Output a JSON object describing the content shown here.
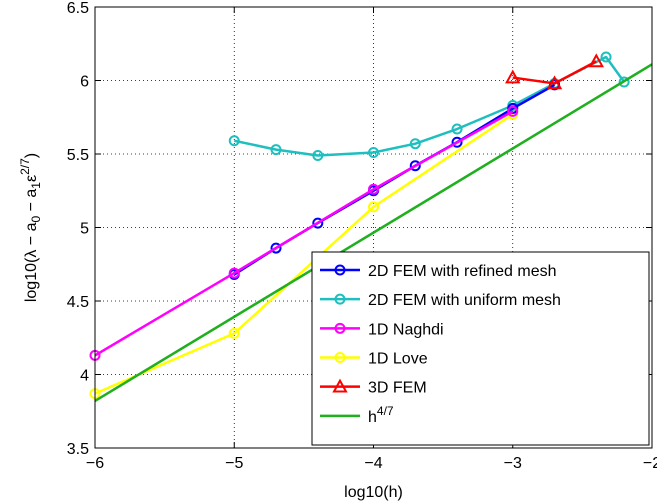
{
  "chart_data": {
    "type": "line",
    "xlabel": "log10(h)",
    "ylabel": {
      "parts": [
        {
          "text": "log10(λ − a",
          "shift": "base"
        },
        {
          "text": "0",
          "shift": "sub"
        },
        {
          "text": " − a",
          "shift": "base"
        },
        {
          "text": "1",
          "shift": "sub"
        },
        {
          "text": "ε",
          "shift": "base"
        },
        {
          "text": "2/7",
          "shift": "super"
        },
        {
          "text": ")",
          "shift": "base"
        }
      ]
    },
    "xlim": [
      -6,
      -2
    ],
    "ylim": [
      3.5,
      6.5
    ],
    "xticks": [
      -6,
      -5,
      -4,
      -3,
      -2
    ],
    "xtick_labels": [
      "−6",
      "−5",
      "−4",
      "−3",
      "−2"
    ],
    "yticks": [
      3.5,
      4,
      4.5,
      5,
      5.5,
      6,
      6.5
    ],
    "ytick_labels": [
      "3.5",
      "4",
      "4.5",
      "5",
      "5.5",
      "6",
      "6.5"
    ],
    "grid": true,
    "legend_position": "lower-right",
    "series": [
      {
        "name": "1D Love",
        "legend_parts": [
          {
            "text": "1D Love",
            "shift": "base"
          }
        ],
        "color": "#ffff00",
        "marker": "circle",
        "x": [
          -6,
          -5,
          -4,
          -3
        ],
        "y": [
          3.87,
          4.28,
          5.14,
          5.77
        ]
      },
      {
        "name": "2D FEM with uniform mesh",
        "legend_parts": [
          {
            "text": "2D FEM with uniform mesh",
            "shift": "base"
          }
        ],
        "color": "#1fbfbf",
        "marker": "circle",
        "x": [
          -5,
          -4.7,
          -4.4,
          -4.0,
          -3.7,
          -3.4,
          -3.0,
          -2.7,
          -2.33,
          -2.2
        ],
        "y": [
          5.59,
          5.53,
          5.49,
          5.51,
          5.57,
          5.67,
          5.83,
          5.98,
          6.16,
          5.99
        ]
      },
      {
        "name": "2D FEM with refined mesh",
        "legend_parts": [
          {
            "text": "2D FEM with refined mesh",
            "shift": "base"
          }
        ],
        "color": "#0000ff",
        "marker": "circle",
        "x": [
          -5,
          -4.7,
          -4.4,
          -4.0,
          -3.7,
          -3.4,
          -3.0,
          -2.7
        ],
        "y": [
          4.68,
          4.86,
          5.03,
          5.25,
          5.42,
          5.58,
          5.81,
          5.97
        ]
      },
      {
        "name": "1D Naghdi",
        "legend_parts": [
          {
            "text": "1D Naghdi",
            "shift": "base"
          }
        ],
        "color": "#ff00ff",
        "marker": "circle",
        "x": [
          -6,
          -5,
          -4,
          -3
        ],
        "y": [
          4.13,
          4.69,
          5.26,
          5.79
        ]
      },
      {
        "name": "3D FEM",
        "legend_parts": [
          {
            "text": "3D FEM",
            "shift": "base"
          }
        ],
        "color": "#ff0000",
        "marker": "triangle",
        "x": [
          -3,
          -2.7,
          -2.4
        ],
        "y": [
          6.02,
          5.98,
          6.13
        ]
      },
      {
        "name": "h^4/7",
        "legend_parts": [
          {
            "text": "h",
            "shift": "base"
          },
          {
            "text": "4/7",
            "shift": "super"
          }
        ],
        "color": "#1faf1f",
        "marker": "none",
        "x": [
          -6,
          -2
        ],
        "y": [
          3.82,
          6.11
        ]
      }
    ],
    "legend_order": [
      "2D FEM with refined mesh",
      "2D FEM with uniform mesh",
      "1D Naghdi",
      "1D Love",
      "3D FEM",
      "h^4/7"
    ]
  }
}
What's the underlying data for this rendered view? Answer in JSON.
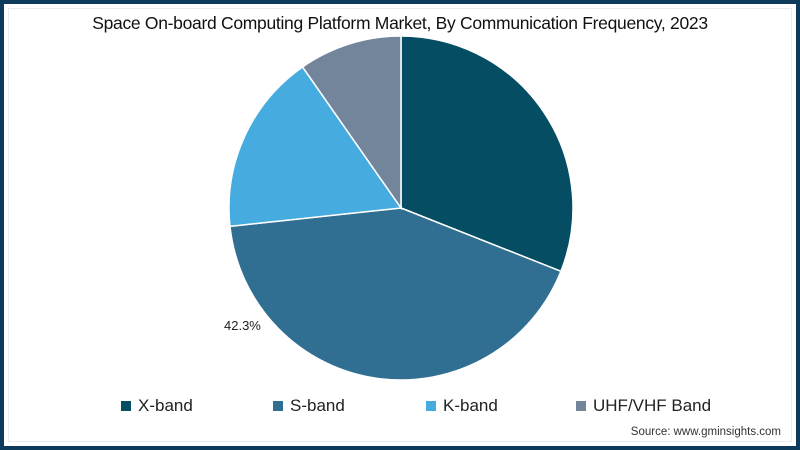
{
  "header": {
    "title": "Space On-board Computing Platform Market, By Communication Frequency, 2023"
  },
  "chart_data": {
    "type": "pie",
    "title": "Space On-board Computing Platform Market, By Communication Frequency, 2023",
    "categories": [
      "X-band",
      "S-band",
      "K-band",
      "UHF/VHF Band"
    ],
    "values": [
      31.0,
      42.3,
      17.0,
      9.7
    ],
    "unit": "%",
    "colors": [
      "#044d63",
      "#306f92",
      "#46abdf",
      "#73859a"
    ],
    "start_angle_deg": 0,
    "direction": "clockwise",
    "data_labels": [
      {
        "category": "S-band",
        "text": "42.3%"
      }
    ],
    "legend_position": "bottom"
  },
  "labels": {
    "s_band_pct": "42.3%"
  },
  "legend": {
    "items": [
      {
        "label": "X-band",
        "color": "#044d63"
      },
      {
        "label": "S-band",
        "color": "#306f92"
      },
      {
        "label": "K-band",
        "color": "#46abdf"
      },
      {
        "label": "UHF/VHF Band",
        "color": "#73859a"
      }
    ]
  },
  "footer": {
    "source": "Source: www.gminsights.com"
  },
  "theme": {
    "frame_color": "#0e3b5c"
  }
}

→ **SET TASK**
Respond with the number of lines containing "name" and no additional words.

→ **WRITTEN RESPONSE**
6